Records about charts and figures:
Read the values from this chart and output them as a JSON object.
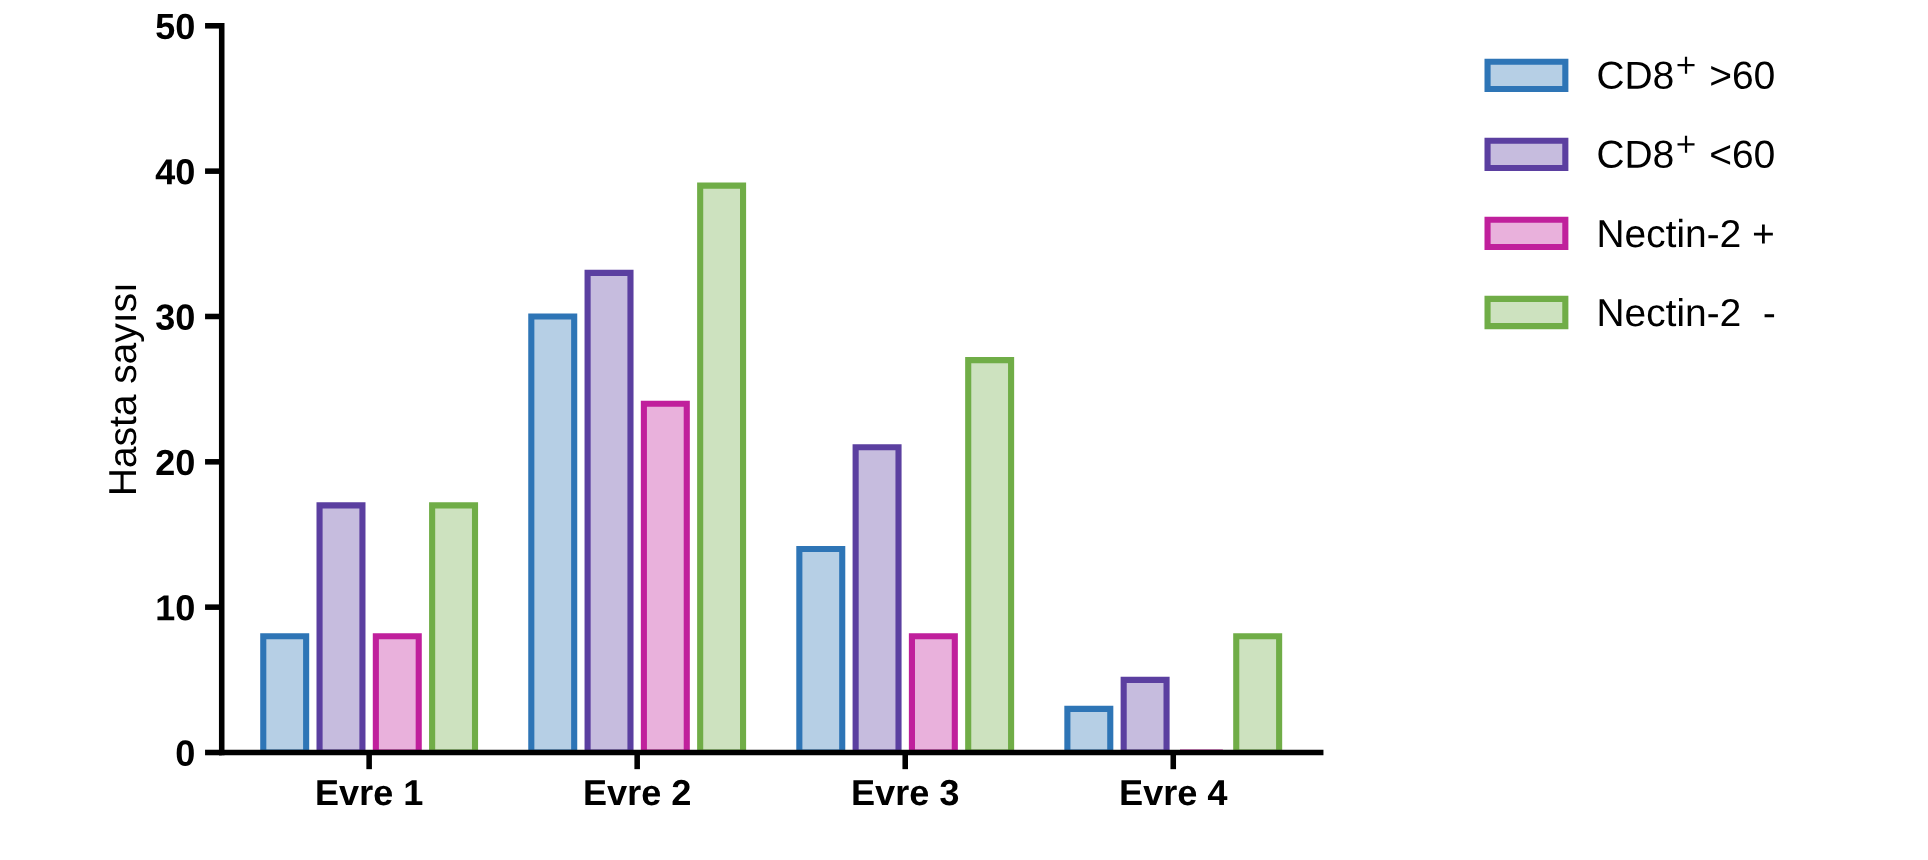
{
  "chart_data": {
    "type": "bar",
    "ylabel": "Hasta sayısı",
    "categories": [
      "Evre 1",
      "Evre 2",
      "Evre 3",
      "Evre 4"
    ],
    "series": [
      {
        "name": "CD8$^{+}$ >60",
        "color": "#2e75b6",
        "values": [
          8,
          30,
          14,
          3
        ]
      },
      {
        "name": "CD8$^{+}$ <60",
        "color": "#5b3fa0",
        "values": [
          17,
          33,
          21,
          5
        ]
      },
      {
        "name": "Nectin-2 +",
        "color": "#c0209c",
        "values": [
          8,
          24,
          8,
          0
        ]
      },
      {
        "name": "Nectin-2  -",
        "color": "#70ad47",
        "values": [
          17,
          39,
          27,
          8
        ]
      }
    ],
    "ylim": [
      0,
      50
    ],
    "yticks": [
      0,
      10,
      20,
      30,
      40,
      50
    ],
    "grid": false,
    "legend": "right"
  }
}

(WHAT TO PRODUCE) Search the listing above for the string "color". Copy every line that contains it.

(RIGHT ANSWER)
        "color": "#2e75b6",
        "color": "#5b3fa0",
        "color": "#c0209c",
        "color": "#70ad47",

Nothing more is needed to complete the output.